[Records]
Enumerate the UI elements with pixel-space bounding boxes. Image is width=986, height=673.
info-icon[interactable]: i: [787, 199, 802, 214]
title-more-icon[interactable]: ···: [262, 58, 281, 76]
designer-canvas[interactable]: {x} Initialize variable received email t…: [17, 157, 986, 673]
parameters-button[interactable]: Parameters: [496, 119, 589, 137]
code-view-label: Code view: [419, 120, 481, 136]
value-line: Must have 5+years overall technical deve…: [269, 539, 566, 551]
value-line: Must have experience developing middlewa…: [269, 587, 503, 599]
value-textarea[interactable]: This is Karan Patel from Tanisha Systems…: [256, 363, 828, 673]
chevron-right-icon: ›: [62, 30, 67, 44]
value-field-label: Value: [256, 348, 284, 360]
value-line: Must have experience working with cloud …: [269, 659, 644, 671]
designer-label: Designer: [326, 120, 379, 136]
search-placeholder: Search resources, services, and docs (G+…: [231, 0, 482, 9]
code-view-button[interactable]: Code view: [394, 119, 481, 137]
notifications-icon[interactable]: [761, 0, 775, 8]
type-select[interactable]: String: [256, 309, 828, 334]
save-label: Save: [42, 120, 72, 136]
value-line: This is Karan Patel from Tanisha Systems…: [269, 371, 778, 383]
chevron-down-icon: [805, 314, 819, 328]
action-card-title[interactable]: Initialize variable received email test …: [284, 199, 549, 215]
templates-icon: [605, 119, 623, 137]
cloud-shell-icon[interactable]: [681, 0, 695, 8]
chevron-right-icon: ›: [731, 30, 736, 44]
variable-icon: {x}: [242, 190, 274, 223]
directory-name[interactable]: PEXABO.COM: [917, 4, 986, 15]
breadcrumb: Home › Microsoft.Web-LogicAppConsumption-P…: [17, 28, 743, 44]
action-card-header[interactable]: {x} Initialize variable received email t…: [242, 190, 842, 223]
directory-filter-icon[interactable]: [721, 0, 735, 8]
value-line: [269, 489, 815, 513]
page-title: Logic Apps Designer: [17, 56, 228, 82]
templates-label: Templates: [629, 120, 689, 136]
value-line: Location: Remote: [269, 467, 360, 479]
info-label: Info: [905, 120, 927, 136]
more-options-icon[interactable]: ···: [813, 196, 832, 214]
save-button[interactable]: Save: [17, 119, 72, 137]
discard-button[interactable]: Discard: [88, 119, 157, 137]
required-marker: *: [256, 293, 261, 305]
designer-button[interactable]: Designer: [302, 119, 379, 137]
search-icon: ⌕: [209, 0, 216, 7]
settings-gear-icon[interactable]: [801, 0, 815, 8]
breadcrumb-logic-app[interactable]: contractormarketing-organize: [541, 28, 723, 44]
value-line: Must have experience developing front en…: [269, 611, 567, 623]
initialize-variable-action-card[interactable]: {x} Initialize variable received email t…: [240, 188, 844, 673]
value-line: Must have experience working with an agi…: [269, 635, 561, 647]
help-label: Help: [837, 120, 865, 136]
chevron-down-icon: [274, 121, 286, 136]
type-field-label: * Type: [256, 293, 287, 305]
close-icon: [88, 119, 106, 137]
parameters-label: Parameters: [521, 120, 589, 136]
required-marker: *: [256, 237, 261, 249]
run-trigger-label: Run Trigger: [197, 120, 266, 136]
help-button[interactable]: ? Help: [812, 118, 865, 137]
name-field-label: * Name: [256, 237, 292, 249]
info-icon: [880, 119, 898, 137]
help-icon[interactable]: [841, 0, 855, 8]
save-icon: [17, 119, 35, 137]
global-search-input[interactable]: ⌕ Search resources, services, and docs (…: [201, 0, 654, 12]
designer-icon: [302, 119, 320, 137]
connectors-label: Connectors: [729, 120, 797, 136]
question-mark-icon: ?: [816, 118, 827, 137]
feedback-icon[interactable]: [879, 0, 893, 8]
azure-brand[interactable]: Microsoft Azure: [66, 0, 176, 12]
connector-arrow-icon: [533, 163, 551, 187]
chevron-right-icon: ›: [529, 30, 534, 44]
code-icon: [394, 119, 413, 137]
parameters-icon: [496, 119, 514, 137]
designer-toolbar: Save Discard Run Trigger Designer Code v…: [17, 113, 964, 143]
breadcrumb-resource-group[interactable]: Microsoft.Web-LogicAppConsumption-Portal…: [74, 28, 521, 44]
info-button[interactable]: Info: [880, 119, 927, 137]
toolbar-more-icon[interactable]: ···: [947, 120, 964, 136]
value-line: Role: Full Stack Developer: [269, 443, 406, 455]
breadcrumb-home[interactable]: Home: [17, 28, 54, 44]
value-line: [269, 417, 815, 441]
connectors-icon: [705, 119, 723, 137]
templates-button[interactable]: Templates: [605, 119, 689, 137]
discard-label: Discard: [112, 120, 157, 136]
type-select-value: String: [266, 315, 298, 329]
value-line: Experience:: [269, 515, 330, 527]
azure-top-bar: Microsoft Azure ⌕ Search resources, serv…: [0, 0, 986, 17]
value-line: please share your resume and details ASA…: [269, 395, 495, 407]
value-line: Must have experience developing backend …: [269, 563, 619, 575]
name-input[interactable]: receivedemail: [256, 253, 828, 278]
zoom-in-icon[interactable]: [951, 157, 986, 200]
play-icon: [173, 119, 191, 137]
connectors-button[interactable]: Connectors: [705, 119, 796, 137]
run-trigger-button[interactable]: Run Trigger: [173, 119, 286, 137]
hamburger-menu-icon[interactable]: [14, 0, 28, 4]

**Do this:** Reproduce every line of the records above word for word, without changing anything.

**Result for this exercise:**
Enumerate the UI elements with pixel-space bounding boxes. Image is width=986, height=673.
info-icon[interactable]: i: [787, 199, 802, 214]
title-more-icon[interactable]: ···: [262, 58, 281, 76]
designer-canvas[interactable]: {x} Initialize variable received email t…: [17, 157, 986, 673]
parameters-button[interactable]: Parameters: [496, 119, 589, 137]
code-view-label: Code view: [419, 120, 481, 136]
value-line: Must have 5+years overall technical deve…: [269, 539, 566, 551]
value-line: Must have experience developing middlewa…: [269, 587, 503, 599]
value-textarea[interactable]: This is Karan Patel from Tanisha Systems…: [256, 363, 828, 673]
chevron-right-icon: ›: [62, 30, 67, 44]
value-field-label: Value: [256, 348, 284, 360]
value-line: Must have experience working with cloud …: [269, 659, 644, 671]
designer-label: Designer: [326, 120, 379, 136]
search-placeholder: Search resources, services, and docs (G+…: [231, 0, 482, 9]
code-view-button[interactable]: Code view: [394, 119, 481, 137]
notifications-icon[interactable]: [761, 0, 775, 8]
type-select[interactable]: String: [256, 309, 828, 334]
save-label: Save: [42, 120, 72, 136]
value-line: This is Karan Patel from Tanisha Systems…: [269, 371, 778, 383]
chevron-down-icon: [805, 314, 819, 328]
action-card-title[interactable]: Initialize variable received email test …: [284, 199, 549, 215]
templates-icon: [605, 119, 623, 137]
cloud-shell-icon[interactable]: [681, 0, 695, 8]
chevron-right-icon: ›: [731, 30, 736, 44]
variable-icon: {x}: [242, 190, 274, 223]
directory-name[interactable]: PEXABO.COM: [917, 4, 986, 15]
breadcrumb: Home › Microsoft.Web-LogicAppConsumption-P…: [17, 28, 743, 44]
action-card-header[interactable]: {x} Initialize variable received email t…: [242, 190, 842, 223]
directory-filter-icon[interactable]: [721, 0, 735, 8]
value-line: [269, 489, 815, 513]
page-title: Logic Apps Designer: [17, 56, 228, 82]
templates-label: Templates: [629, 120, 689, 136]
value-line: Location: Remote: [269, 467, 360, 479]
info-label: Info: [905, 120, 927, 136]
more-options-icon[interactable]: ···: [813, 196, 832, 214]
save-button[interactable]: Save: [17, 119, 72, 137]
discard-button[interactable]: Discard: [88, 119, 157, 137]
required-marker: *: [256, 293, 261, 305]
designer-button[interactable]: Designer: [302, 119, 379, 137]
search-icon: ⌕: [209, 0, 216, 7]
settings-gear-icon[interactable]: [801, 0, 815, 8]
breadcrumb-logic-app[interactable]: contractormarketing-organize: [541, 28, 723, 44]
value-line: Must have experience developing front en…: [269, 611, 567, 623]
initialize-variable-action-card[interactable]: {x} Initialize variable received email t…: [240, 188, 844, 673]
value-line: Must have experience working with an agi…: [269, 635, 561, 647]
help-label: Help: [837, 120, 865, 136]
chevron-down-icon: [274, 121, 286, 136]
type-field-label: * Type: [256, 293, 287, 305]
close-icon: [88, 119, 106, 137]
parameters-label: Parameters: [521, 120, 589, 136]
required-marker: *: [256, 237, 261, 249]
run-trigger-label: Run Trigger: [197, 120, 266, 136]
help-button[interactable]: ? Help: [812, 118, 865, 137]
name-field-label: * Name: [256, 237, 292, 249]
info-icon: [880, 119, 898, 137]
help-icon[interactable]: [841, 0, 855, 8]
save-icon: [17, 119, 35, 137]
global-search-input[interactable]: ⌕ Search resources, services, and docs (…: [201, 0, 654, 12]
designer-icon: [302, 119, 320, 137]
connectors-label: Connectors: [729, 120, 797, 136]
question-mark-icon: ?: [816, 118, 827, 137]
feedback-icon[interactable]: [879, 0, 893, 8]
azure-brand[interactable]: Microsoft Azure: [66, 0, 176, 12]
connector-arrow-icon: [533, 163, 551, 187]
chevron-right-icon: ›: [529, 30, 534, 44]
code-icon: [394, 119, 413, 137]
parameters-icon: [496, 119, 514, 137]
designer-toolbar: Save Discard Run Trigger Designer Code v…: [17, 113, 964, 143]
breadcrumb-resource-group[interactable]: Microsoft.Web-LogicAppConsumption-Portal…: [74, 28, 521, 44]
info-button[interactable]: Info: [880, 119, 927, 137]
toolbar-more-icon[interactable]: ···: [947, 120, 964, 136]
value-line: Role: Full Stack Developer: [269, 443, 406, 455]
breadcrumb-home[interactable]: Home: [17, 28, 54, 44]
value-line: [269, 417, 815, 441]
connectors-icon: [705, 119, 723, 137]
templates-button[interactable]: Templates: [605, 119, 689, 137]
discard-label: Discard: [112, 120, 157, 136]
type-select-value: String: [266, 315, 298, 329]
value-line: Experience:: [269, 515, 330, 527]
azure-top-bar: Microsoft Azure ⌕ Search resources, serv…: [0, 0, 986, 17]
value-line: please share your resume and details ASA…: [269, 395, 495, 407]
value-line: Must have experience developing backend …: [269, 563, 619, 575]
name-input[interactable]: receivedemail: [256, 253, 828, 278]
zoom-in-icon[interactable]: [951, 157, 986, 200]
play-icon: [173, 119, 191, 137]
connectors-button[interactable]: Connectors: [705, 119, 796, 137]
run-trigger-button[interactable]: Run Trigger: [173, 119, 286, 137]
hamburger-menu-icon[interactable]: [14, 0, 28, 4]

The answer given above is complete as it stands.